-- REQUIRED TASK --
Transcribe the lines below verbatim, skipping the images.

-- DATA FOR PROCESSING --
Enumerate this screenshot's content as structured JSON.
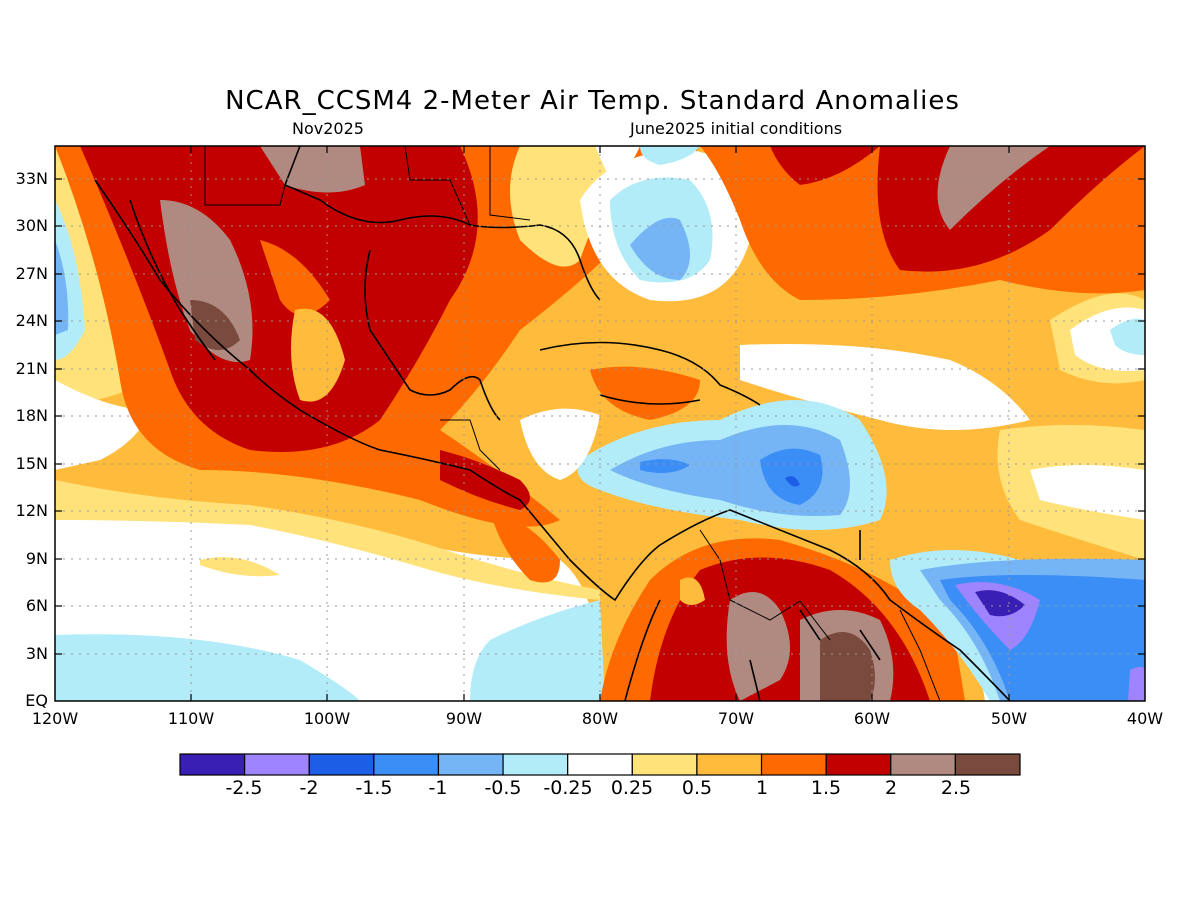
{
  "title": "NCAR_CCSM4 2-Meter Air Temp. Standard Anomalies",
  "valid_month": "Nov2025",
  "init_conditions": "June2025 initial conditions",
  "lat_labels": [
    "33N",
    "30N",
    "27N",
    "24N",
    "21N",
    "18N",
    "15N",
    "12N",
    "9N",
    "6N",
    "3N",
    "EQ"
  ],
  "lon_labels": [
    "120W",
    "110W",
    "100W",
    "90W",
    "80W",
    "70W",
    "60W",
    "50W",
    "40W"
  ],
  "colorbar": {
    "colors": [
      "#3a1fb4",
      "#9e84ff",
      "#1c5fe6",
      "#3b8ef5",
      "#75b4f5",
      "#b2ecf8",
      "#ffffff",
      "#ffe27a",
      "#ffbb3b",
      "#ff6a00",
      "#c30000",
      "#b08a80",
      "#7a4a3e"
    ],
    "labels": [
      "-2.5",
      "-2",
      "-1.5",
      "-1",
      "-0.5",
      "-0.25",
      "0.25",
      "0.5",
      "1",
      "1.5",
      "2",
      "2.5"
    ]
  }
}
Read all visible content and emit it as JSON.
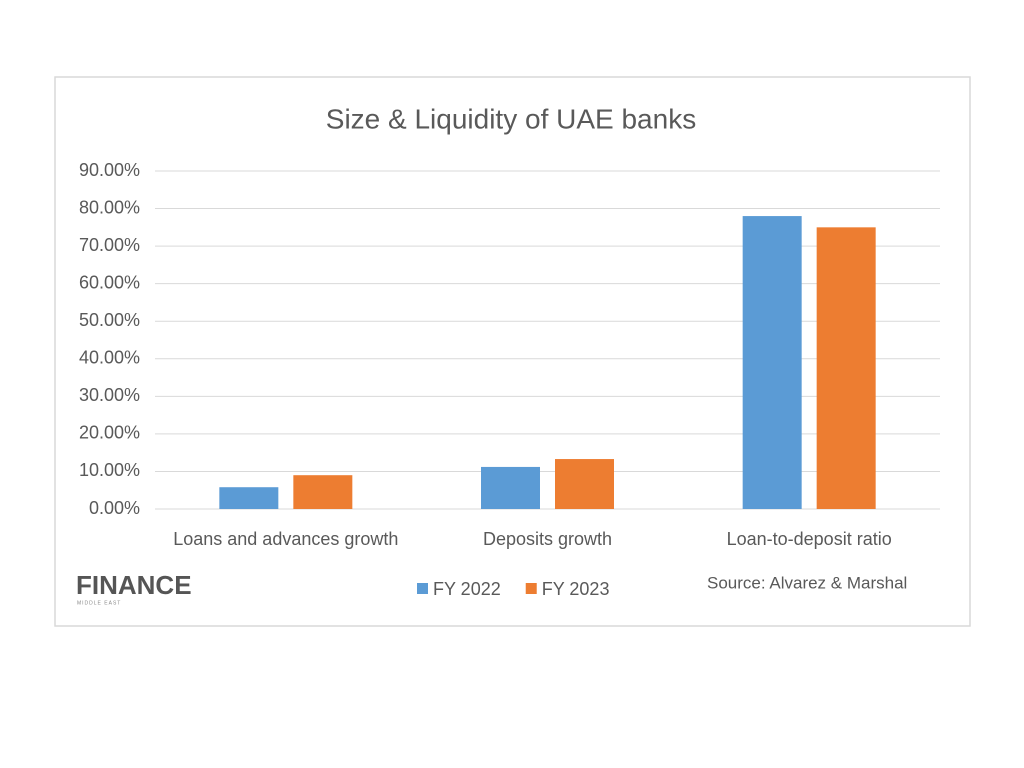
{
  "chart_data": {
    "type": "bar",
    "title": "Size & Liquidity of UAE banks",
    "categories": [
      "Loans and advances growth",
      "Deposits growth",
      "Loan-to-deposit ratio"
    ],
    "series": [
      {
        "name": "FY 2022",
        "color": "#5b9bd5",
        "values": [
          5.8,
          11.2,
          78
        ]
      },
      {
        "name": "FY 2023",
        "color": "#ed7d31",
        "values": [
          9.0,
          13.3,
          75
        ]
      }
    ],
    "ylim": [
      0,
      90
    ],
    "yticks": [
      {
        "value": 0,
        "label": "0.00%"
      },
      {
        "value": 10,
        "label": "10.00%"
      },
      {
        "value": 20,
        "label": "20.00%"
      },
      {
        "value": 30,
        "label": "30.00%"
      },
      {
        "value": 40,
        "label": "40.00%"
      },
      {
        "value": 50,
        "label": "50.00%"
      },
      {
        "value": 60,
        "label": "60.00%"
      },
      {
        "value": 70,
        "label": "70.00%"
      },
      {
        "value": 80,
        "label": "80.00%"
      },
      {
        "value": 90,
        "label": "90.00%"
      }
    ],
    "grid": true,
    "legend": "bottom",
    "source": "Source: Alvarez & Marshal",
    "logo": "FINANCE",
    "logo_sub": "MIDDLE EAST"
  }
}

-- RESULT OF THE TASK --
Enumerate this screenshot's content as structured JSON.
{
  "title": "NCAR_CCSM4 2-Meter Air Temp. Standard Anomalies",
  "valid_month": "Nov2025",
  "init_conditions": "June2025 initial conditions",
  "lat_labels": [
    "33N",
    "30N",
    "27N",
    "24N",
    "21N",
    "18N",
    "15N",
    "12N",
    "9N",
    "6N",
    "3N",
    "EQ"
  ],
  "lon_labels": [
    "120W",
    "110W",
    "100W",
    "90W",
    "80W",
    "70W",
    "60W",
    "50W",
    "40W"
  ],
  "colorbar": {
    "colors": [
      "#3a1fb4",
      "#9e84ff",
      "#1c5fe6",
      "#3b8ef5",
      "#75b4f5",
      "#b2ecf8",
      "#ffffff",
      "#ffe27a",
      "#ffbb3b",
      "#ff6a00",
      "#c30000",
      "#b08a80",
      "#7a4a3e"
    ],
    "labels": [
      "-2.5",
      "-2",
      "-1.5",
      "-1",
      "-0.5",
      "-0.25",
      "0.25",
      "0.5",
      "1",
      "1.5",
      "2",
      "2.5"
    ]
  }
}
Read all visible content and emit it as JSON.
{
  "chart_data": {
    "type": "bar",
    "title": "Size & Liquidity of UAE banks",
    "categories": [
      "Loans and advances growth",
      "Deposits growth",
      "Loan-to-deposit ratio"
    ],
    "series": [
      {
        "name": "FY 2022",
        "color": "#5b9bd5",
        "values": [
          5.8,
          11.2,
          78
        ]
      },
      {
        "name": "FY 2023",
        "color": "#ed7d31",
        "values": [
          9.0,
          13.3,
          75
        ]
      }
    ],
    "ylim": [
      0,
      90
    ],
    "yticks": [
      {
        "value": 0,
        "label": "0.00%"
      },
      {
        "value": 10,
        "label": "10.00%"
      },
      {
        "value": 20,
        "label": "20.00%"
      },
      {
        "value": 30,
        "label": "30.00%"
      },
      {
        "value": 40,
        "label": "40.00%"
      },
      {
        "value": 50,
        "label": "50.00%"
      },
      {
        "value": 60,
        "label": "60.00%"
      },
      {
        "value": 70,
        "label": "70.00%"
      },
      {
        "value": 80,
        "label": "80.00%"
      },
      {
        "value": 90,
        "label": "90.00%"
      }
    ],
    "grid": true,
    "legend": "bottom",
    "source": "Source: Alvarez & Marshal",
    "logo": "FINANCE",
    "logo_sub": "MIDDLE EAST"
  }
}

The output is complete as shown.